WHAT IS NEEDED
Present the following data again exactly as it is shown.

ENTRIES SUPPLIED
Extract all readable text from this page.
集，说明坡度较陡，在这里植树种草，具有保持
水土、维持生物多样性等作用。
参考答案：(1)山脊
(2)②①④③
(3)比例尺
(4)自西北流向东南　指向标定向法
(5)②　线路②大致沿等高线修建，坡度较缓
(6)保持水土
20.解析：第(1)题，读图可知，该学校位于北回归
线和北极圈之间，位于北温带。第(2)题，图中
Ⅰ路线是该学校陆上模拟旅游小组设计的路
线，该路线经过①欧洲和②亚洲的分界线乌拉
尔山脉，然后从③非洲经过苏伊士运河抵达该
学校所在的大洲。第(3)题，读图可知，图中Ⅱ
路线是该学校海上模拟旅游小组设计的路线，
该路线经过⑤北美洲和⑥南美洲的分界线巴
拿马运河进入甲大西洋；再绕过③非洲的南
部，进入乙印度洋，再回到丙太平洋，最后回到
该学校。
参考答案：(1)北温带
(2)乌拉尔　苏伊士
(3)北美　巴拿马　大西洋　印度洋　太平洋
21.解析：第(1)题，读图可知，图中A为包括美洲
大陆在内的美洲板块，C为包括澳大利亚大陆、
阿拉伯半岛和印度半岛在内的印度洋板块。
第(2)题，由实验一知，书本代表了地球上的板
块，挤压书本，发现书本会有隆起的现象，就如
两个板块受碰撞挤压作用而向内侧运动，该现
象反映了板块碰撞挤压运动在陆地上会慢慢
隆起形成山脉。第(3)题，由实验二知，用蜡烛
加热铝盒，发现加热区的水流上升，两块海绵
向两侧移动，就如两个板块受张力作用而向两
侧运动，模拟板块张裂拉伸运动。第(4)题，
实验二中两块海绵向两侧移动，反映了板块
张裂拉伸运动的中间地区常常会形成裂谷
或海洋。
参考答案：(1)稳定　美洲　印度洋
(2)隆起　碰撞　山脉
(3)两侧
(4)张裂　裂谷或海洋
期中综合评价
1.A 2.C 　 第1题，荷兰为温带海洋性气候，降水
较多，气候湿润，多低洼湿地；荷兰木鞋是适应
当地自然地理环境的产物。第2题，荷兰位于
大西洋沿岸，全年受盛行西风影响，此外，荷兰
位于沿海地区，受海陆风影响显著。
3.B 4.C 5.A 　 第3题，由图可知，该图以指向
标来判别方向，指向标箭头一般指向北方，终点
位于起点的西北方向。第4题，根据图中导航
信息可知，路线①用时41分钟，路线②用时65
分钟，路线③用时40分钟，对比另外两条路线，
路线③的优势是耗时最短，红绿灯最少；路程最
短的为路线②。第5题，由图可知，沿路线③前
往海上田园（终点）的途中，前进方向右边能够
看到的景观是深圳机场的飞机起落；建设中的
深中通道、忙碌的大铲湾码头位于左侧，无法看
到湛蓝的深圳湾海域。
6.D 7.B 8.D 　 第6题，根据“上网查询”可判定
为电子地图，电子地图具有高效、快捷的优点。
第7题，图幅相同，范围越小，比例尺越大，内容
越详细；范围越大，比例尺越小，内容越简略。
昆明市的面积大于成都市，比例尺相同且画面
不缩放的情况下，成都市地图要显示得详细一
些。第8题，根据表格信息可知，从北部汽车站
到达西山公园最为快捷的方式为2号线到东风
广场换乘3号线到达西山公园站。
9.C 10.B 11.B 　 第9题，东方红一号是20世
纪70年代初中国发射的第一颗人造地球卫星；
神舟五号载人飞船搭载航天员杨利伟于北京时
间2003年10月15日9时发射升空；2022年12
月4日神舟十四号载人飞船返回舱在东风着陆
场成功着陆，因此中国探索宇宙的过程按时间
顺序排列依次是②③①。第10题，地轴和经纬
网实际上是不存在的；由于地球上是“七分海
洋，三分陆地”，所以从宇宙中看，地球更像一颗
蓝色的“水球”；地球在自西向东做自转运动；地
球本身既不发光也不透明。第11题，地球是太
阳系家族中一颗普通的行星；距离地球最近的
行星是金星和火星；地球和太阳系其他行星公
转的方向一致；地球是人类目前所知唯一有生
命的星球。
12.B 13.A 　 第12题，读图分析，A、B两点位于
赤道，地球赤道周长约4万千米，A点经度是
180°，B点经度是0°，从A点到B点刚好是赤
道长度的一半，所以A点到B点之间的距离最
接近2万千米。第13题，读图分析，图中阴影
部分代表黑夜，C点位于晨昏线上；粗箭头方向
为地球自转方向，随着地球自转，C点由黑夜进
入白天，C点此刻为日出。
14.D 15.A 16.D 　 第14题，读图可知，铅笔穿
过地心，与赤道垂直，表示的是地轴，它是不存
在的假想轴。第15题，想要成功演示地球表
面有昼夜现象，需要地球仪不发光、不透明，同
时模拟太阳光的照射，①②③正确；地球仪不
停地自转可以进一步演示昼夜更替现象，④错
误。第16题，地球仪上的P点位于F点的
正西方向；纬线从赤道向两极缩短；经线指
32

TASK OUTPUT
Extract all readable text from this page.
集，说明坡度较陡，在这里植树种草，具有保持
水土、维持生物多样性等作用。
参考答案：(1)山脊
(2)②①④③
(3)比例尺
(4)自西北流向东南　指向标定向法
(5)②　线路②大致沿等高线修建，坡度较缓
(6)保持水土
20.解析：第(1)题，读图可知，该学校位于北回归
线和北极圈之间，位于北温带。第(2)题，图中
Ⅰ路线是该学校陆上模拟旅游小组设计的路
线，该路线经过①欧洲和②亚洲的分界线乌拉
尔山脉，然后从③非洲经过苏伊士运河抵达该
学校所在的大洲。第(3)题，读图可知，图中Ⅱ
路线是该学校海上模拟旅游小组设计的路线，
该路线经过⑤北美洲和⑥南美洲的分界线巴
拿马运河进入甲大西洋；再绕过③非洲的南
部，进入乙印度洋，再回到丙太平洋，最后回到
该学校。
参考答案：(1)北温带
(2)乌拉尔　苏伊士
(3)北美　巴拿马　大西洋　印度洋　太平洋
21.解析：第(1)题，读图可知，图中A为包括美洲
大陆在内的美洲板块，C为包括澳大利亚大陆、
阿拉伯半岛和印度半岛在内的印度洋板块。
第(2)题，由实验一知，书本代表了地球上的板
块，挤压书本，发现书本会有隆起的现象，就如
两个板块受碰撞挤压作用而向内侧运动，该现
象反映了板块碰撞挤压运动在陆地上会慢慢
隆起形成山脉。第(3)题，由实验二知，用蜡烛
加热铝盒，发现加热区的水流上升，两块海绵
向两侧移动，就如两个板块受张力作用而向两
侧运动，模拟板块张裂拉伸运动。第(4)题，
实验二中两块海绵向两侧移动，反映了板块
张裂拉伸运动的中间地区常常会形成裂谷
或海洋。
参考答案：(1)稳定　美洲　印度洋
(2)隆起　碰撞　山脉
(3)两侧
(4)张裂　裂谷或海洋
期中综合评价
1.A 2.C 　 第1题，荷兰为温带海洋性气候，降水
较多，气候湿润，多低洼湿地；荷兰木鞋是适应
当地自然地理环境的产物。第2题，荷兰位于
大西洋沿岸，全年受盛行西风影响，此外，荷兰
位于沿海地区，受海陆风影响显著。
3.B 4.C 5.A 　 第3题，由图可知，该图以指向
标来判别方向，指向标箭头一般指向北方，终点
位于起点的西北方向。第4题，根据图中导航
信息可知，路线①用时41分钟，路线②用时65
分钟，路线③用时40分钟，对比另外两条路线，
路线③的优势是耗时最短，红绿灯最少；路程最
短的为路线②。第5题，由图可知，沿路线③前
往海上田园（终点）的途中，前进方向右边能够
看到的景观是深圳机场的飞机起落；建设中的
深中通道、忙碌的大铲湾码头位于左侧，无法看
到湛蓝的深圳湾海域。
6.D 7.B 8.D 　 第6题，根据“上网查询”可判定
为电子地图，电子地图具有高效、快捷的优点。
第7题，图幅相同，范围越小，比例尺越大，内容
越详细；范围越大，比例尺越小，内容越简略。
昆明市的面积大于成都市，比例尺相同且画面
不缩放的情况下，成都市地图要显示得详细一
些。第8题，根据表格信息可知，从北部汽车站
到达西山公园最为快捷的方式为2号线到东风
广场换乘3号线到达西山公园站。
9.C 10.B 11.B 　 第9题，东方红一号是20世
纪70年代初中国发射的第一颗人造地球卫星；
神舟五号载人飞船搭载航天员杨利伟于北京时
间2003年10月15日9时发射升空；2022年12
月4日神舟十四号载人飞船返回舱在东风着陆
场成功着陆，因此中国探索宇宙的过程按时间
顺序排列依次是②③①。第10题，地轴和经纬
网实际上是不存在的；由于地球上是“七分海
洋，三分陆地”，所以从宇宙中看，地球更像一颗
蓝色的“水球”；地球在自西向东做自转运动；地
球本身既不发光也不透明。第11题，地球是太
阳系家族中一颗普通的行星；距离地球最近的
行星是金星和火星；地球和太阳系其他行星公
转的方向一致；地球是人类目前所知唯一有生
命的星球。
12.B 13.A 　 第12题，读图分析，A、B两点位于
赤道，地球赤道周长约4万千米，A点经度是
180°，B点经度是0°，从A点到B点刚好是赤
道长度的一半，所以A点到B点之间的距离最
接近2万千米。第13题，读图分析，图中阴影
部分代表黑夜，C点位于晨昏线上；粗箭头方向
为地球自转方向，随着地球自转，C点由黑夜进
入白天，C点此刻为日出。
14.D 15.A 16.D 　 第14题，读图可知，铅笔穿
过地心，与赤道垂直，表示的是地轴，它是不存
在的假想轴。第15题，想要成功演示地球表
面有昼夜现象，需要地球仪不发光、不透明，同
时模拟太阳光的照射，①②③正确；地球仪不
停地自转可以进一步演示昼夜更替现象，④错
误。第16题，地球仪上的P点位于F点的
正西方向；纬线从赤道向两极缩短；经线指
32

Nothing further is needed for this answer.